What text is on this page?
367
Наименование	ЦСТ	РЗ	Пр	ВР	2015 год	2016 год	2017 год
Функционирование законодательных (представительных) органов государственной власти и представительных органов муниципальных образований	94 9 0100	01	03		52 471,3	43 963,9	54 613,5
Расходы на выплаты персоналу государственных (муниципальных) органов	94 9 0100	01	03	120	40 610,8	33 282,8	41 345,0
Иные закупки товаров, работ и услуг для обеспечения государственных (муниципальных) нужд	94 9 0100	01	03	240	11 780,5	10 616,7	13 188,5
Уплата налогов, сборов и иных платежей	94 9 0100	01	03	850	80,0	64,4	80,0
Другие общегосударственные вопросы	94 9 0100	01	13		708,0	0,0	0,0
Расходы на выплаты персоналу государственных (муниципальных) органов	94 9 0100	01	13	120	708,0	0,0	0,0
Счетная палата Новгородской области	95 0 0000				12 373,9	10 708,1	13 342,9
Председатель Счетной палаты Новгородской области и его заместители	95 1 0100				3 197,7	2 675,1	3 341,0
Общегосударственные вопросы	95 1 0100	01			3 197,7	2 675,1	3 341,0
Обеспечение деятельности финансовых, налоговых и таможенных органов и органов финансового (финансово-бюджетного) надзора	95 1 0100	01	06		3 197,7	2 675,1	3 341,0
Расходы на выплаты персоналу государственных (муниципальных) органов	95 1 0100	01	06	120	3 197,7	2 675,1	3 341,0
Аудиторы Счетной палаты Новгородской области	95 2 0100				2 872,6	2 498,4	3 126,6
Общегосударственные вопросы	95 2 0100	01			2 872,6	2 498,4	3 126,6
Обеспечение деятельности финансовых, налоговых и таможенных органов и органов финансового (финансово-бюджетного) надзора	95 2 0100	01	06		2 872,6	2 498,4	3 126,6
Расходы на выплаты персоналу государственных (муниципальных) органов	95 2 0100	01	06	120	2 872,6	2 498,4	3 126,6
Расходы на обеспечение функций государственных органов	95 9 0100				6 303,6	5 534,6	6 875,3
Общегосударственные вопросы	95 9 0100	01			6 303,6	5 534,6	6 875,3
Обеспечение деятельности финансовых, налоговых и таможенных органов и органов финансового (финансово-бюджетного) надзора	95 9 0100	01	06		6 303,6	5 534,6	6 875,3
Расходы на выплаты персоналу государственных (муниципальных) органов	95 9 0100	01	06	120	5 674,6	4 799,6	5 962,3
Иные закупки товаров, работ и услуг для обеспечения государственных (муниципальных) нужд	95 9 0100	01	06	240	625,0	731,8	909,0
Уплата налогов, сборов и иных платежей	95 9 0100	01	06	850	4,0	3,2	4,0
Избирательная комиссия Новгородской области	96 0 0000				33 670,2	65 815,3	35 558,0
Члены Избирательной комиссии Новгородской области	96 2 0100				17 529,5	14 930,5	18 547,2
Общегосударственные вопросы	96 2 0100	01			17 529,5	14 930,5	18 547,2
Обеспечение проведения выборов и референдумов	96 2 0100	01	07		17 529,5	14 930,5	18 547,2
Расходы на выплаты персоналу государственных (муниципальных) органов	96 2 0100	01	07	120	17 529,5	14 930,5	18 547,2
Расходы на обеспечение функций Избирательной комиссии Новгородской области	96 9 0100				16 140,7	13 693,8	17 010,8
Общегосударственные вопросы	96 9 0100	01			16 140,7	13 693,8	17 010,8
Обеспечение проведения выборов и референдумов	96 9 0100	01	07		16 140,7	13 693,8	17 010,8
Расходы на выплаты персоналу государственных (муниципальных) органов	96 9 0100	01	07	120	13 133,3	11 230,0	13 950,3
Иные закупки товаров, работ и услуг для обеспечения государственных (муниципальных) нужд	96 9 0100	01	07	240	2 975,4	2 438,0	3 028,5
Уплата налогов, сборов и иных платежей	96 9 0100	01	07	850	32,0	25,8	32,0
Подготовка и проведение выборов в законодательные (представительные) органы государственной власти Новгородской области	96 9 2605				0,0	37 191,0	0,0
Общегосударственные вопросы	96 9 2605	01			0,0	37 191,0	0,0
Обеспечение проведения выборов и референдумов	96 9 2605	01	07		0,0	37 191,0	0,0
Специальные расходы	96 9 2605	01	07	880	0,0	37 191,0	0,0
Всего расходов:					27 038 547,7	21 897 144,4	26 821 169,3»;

┄┄┄┄┄┄

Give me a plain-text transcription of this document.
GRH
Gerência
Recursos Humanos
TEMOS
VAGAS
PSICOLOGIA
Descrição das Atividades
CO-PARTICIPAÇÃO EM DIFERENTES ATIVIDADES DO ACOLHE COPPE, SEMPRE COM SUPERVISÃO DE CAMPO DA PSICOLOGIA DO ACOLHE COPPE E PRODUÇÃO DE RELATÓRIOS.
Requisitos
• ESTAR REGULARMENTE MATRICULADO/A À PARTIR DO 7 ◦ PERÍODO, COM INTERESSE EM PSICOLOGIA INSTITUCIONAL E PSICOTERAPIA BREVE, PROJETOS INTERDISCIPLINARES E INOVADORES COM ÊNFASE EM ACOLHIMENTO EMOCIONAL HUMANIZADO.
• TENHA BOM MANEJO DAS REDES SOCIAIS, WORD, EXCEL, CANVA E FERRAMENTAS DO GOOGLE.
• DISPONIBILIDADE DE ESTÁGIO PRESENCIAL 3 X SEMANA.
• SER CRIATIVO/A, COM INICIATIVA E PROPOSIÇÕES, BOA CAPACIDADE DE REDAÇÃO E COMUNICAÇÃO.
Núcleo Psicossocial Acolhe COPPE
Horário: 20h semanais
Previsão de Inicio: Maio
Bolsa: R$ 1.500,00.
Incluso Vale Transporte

┄┄┄┄┄┄

» WHAT YOU WILL DO: In the records, locate each line holding the string "функций" and copy it.

» IN RESPONSE:
Расходы на обеспечение функций государственных органов	95 9 0100				6 303,6	5 534,6	6 875,3
Расходы на обеспечение функций Избирательной комиссии Новгородской области	96 9 0100				16 140,7	13 693,8	17 010,8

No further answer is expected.